If we wonder how it is that black men continue to be shot at an alarming rate throughout the country, we need look no further than the intertwined history of American policing and white supremacy.
As far back as the period of Reconstruction following the civil war, blacks were arrested for wanting to vote, negotiate labor contracts or exercise their political and social rights. According to historian Khalil Muhammed, working for white landowners was the only thing that was not criminalized. Further, black labor was sold to private contractors and blacks who resisted were arrested. As a result, blacks were arrested at disproportionately higher rates than whites for simply trying to assert what had been promised them during Reconstruction. The criminal justice system emerged during this time and racial bias was woven into the warp and woof of policing. It served to keep blacks in subordinate roles so they could be exploited in various labor markets.
In the beginning of the 20th century when blacks were migrating north in record numbers, the notion of criminalization followed. Blacks were criminalized at far higher rates than their white counterparts. As census taking emerged as a metric for monitoring the population, the data bore out the fact that blacks had higher rates of criminalization. It is important to remember that their “offenses” were simply an attempt to exercise the freedom given them with the abolition of slavery. The consolidation of crime statistics brought about by the census fed arguments for diminished equal citizenship, segregation and unequal distribution of goods and services.
During prohibition, boot legging operations and speakeasies were disproportionately located in black communities (even if they were run by whites). This further reinforced the notion that black communities were hot beds of crime.

## Element location listings
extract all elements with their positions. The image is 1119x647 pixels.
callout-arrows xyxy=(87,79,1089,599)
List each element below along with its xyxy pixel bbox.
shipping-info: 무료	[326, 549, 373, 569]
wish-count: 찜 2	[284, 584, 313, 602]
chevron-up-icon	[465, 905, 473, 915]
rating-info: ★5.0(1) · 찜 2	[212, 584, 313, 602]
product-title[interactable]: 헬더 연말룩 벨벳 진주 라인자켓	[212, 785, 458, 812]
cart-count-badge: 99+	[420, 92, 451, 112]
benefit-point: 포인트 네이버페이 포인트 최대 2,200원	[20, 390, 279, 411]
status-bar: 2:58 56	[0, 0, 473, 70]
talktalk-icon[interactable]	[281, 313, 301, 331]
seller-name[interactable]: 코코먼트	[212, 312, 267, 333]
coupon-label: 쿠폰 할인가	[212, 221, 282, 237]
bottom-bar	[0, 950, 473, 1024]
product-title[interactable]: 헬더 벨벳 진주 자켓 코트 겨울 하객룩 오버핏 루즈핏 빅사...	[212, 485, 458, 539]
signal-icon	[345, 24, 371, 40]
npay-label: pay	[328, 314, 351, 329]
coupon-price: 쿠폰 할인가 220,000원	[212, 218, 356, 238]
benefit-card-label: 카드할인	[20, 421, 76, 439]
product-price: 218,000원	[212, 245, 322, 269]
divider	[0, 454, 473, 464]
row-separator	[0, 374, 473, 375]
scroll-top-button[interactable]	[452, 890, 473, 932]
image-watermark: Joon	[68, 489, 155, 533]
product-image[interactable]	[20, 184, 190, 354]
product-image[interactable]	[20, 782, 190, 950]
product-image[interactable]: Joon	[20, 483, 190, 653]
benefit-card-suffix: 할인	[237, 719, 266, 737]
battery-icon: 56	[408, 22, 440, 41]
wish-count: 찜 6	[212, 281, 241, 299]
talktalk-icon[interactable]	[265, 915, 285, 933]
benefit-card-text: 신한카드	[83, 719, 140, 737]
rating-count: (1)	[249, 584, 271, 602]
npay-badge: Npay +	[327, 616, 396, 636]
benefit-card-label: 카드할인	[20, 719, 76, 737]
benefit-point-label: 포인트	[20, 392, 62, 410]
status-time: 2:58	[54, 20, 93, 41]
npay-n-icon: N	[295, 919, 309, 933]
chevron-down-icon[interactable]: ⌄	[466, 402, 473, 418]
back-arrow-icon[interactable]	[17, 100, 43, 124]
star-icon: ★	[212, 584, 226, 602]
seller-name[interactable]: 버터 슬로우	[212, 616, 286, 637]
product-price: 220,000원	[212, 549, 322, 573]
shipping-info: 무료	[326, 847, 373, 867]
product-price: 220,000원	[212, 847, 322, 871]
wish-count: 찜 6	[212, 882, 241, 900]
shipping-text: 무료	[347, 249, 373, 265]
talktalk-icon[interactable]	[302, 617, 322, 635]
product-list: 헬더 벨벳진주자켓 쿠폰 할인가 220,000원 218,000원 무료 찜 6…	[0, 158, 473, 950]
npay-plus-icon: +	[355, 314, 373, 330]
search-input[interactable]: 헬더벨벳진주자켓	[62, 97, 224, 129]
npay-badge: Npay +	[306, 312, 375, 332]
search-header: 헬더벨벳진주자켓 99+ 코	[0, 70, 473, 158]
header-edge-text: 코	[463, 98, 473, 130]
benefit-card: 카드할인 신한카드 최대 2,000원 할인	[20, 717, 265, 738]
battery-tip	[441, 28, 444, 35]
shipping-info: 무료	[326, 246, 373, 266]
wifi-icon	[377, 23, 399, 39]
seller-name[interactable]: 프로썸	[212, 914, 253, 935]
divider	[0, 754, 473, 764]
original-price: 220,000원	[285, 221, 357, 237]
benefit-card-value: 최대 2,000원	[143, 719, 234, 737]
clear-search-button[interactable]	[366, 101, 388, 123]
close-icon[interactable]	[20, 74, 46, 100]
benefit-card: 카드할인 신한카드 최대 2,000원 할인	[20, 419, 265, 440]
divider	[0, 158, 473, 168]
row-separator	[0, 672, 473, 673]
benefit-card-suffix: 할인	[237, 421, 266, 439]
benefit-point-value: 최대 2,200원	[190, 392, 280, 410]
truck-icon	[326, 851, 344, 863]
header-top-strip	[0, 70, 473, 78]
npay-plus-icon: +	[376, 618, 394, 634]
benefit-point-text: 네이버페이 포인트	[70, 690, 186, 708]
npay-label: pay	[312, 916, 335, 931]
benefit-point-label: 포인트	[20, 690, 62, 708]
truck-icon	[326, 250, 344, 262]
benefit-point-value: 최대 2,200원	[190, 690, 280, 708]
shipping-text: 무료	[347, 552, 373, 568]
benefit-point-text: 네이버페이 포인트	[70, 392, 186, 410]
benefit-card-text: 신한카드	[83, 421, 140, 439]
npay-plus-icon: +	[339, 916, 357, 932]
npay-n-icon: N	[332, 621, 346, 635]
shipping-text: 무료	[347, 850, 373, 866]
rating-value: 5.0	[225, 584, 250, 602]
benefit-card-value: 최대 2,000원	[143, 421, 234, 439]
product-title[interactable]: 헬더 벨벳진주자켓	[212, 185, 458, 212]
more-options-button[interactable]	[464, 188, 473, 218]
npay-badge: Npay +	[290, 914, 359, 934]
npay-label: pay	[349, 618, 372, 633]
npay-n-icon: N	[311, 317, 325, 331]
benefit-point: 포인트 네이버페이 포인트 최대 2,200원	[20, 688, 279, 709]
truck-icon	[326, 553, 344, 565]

## Your objective
Return the full passage on the history of American policing and white supremacy verbatim, with every word and punctuation mark unchanged.

## Solution to this task
If we wonder how it is that black men continue to be shot at an alarming rate throughout the country, we need look no further than the intertwined history of American policing and white supremacy.
As far back as the period of Reconstruction following the civil war, blacks were arrested for wanting to vote, negotiate labor contracts or exercise their political and social rights. According to historian Khalil Muhammed, working for white landowners was the only thing that was not criminalized. Further, black labor was sold to private contractors and blacks who resisted were arrested. As a result, blacks were arrested at disproportionately higher rates than whites for simply trying to assert what had been promised them during Reconstruction. The criminal justice system emerged during this time and racial bias was woven into the warp and woof of policing. It served to keep blacks in subordinate roles so they could be exploited in various labor markets.
In the beginning of the 20th century when blacks were migrating north in record numbers, the notion of criminalization followed. Blacks were criminalized at far higher rates than their white counterparts. As census taking emerged as a metric for monitoring the population, the data bore out the fact that blacks had higher rates of criminalization. It is important to remember that their “offenses” were simply an attempt to exercise the freedom given them with the abolition of slavery. The consolidation of crime statistics brought about by the census fed arguments for diminished equal citizenship, segregation and unequal distribution of goods and services.
During prohibition, boot legging operations and speakeasies were disproportionately located in black communities (even if they were run by whites). This further reinforced the notion that black communities were hot beds of crime.